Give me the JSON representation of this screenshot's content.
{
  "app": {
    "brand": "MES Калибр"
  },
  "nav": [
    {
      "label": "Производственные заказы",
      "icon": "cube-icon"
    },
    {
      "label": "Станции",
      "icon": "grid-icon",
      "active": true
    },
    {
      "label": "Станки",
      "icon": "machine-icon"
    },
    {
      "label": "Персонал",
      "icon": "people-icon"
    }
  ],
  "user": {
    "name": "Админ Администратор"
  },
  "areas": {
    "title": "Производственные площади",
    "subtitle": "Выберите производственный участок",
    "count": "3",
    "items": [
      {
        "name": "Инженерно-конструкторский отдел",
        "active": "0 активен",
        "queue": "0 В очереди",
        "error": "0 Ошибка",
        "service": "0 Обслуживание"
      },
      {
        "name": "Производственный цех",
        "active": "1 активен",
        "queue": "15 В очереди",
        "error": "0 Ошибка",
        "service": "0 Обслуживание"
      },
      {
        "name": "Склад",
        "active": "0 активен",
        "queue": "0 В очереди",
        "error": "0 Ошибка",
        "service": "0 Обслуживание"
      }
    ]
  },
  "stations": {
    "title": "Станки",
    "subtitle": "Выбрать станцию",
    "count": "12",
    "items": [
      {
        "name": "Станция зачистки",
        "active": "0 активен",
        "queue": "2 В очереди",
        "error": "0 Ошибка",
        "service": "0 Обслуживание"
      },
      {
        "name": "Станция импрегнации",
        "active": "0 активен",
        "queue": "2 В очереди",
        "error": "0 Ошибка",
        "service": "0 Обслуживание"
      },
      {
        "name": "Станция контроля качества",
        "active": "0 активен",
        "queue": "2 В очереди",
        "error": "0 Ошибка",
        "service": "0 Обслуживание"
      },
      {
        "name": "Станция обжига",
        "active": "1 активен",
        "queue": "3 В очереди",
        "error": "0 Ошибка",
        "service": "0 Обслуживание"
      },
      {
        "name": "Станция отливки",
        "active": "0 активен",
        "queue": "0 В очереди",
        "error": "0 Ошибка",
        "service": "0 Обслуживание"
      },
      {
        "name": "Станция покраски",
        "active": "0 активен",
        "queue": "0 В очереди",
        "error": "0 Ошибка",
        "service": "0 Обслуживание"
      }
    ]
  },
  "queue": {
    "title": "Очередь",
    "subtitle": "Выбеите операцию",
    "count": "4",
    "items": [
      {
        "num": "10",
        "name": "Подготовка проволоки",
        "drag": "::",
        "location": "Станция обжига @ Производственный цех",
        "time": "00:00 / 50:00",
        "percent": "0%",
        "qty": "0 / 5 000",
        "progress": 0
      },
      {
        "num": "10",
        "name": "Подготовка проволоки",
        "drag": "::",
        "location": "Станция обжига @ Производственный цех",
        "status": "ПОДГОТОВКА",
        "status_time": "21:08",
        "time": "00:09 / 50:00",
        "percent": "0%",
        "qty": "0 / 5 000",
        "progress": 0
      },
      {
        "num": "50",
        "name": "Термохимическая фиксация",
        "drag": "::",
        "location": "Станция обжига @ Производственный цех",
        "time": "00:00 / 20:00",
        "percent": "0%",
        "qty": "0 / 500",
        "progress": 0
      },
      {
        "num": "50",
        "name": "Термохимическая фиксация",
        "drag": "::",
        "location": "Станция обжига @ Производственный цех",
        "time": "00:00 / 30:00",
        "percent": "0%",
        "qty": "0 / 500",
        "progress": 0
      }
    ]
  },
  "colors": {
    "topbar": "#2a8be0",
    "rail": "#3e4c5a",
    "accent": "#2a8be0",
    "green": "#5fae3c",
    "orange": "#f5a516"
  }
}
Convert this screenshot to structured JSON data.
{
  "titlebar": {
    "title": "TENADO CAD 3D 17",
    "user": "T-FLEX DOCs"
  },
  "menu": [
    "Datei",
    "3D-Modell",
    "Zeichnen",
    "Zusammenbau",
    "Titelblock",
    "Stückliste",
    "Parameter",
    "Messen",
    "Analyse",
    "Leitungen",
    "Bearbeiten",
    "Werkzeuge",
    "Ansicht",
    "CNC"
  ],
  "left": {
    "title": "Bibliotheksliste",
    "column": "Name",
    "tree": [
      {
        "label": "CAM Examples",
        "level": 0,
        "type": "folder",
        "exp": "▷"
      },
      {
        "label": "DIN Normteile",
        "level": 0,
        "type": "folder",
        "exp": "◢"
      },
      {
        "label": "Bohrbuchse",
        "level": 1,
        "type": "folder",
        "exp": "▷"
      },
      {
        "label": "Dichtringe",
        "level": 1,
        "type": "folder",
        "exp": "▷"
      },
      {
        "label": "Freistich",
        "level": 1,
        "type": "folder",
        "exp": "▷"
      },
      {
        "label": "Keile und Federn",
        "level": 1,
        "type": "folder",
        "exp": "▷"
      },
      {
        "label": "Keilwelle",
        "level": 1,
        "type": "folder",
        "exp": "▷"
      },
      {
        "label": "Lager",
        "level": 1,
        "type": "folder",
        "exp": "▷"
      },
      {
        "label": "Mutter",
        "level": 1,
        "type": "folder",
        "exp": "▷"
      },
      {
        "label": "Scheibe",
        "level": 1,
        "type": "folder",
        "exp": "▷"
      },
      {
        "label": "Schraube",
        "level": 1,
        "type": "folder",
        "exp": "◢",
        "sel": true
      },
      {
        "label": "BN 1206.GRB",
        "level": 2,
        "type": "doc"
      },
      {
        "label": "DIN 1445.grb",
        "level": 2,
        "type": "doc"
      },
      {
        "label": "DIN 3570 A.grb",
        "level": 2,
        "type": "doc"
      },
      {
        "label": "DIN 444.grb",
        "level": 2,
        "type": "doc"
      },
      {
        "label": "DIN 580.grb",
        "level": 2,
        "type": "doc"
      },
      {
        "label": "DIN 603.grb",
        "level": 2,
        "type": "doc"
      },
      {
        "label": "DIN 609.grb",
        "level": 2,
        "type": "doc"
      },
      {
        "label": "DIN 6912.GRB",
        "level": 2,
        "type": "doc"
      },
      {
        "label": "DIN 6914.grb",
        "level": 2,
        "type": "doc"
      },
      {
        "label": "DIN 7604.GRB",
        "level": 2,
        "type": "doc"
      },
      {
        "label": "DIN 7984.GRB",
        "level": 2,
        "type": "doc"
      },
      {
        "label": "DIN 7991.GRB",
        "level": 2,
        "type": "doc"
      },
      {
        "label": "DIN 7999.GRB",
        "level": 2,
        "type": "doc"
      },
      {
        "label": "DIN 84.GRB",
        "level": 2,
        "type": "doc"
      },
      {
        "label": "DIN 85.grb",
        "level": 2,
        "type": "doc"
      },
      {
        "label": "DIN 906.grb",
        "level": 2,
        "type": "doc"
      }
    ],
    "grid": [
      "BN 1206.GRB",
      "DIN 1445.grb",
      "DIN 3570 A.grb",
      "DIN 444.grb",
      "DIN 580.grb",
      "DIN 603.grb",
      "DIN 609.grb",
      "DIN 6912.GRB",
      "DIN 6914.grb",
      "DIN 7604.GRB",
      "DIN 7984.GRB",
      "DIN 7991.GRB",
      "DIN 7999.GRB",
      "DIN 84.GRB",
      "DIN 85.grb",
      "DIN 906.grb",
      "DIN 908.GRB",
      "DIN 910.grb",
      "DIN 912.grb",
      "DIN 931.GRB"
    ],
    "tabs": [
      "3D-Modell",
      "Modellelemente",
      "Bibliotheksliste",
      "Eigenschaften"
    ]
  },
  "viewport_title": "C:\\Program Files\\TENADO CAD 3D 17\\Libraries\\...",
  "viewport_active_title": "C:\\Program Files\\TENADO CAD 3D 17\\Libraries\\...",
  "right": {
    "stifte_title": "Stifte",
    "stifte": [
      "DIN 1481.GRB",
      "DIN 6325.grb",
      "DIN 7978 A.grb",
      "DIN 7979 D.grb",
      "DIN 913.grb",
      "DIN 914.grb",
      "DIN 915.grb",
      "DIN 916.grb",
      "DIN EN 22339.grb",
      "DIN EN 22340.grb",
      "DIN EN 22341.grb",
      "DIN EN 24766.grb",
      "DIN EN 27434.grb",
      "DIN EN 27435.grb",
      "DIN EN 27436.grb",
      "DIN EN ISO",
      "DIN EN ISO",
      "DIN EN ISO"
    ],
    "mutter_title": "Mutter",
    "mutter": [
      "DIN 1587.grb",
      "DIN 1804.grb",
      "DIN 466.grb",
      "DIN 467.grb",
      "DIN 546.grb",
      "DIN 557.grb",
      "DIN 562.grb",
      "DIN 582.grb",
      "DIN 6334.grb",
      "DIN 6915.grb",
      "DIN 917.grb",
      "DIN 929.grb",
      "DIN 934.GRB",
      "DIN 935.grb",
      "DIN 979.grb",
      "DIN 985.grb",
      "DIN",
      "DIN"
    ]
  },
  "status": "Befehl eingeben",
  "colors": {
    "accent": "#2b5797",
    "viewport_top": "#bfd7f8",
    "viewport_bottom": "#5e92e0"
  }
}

——

TASK PROMPT => Search the entries for the word "screenshot" and gather every line where it appears.

OUTPUT =>
Give me the JSON representation of this screenshot's content.
Convert this screenshot to structured JSON data.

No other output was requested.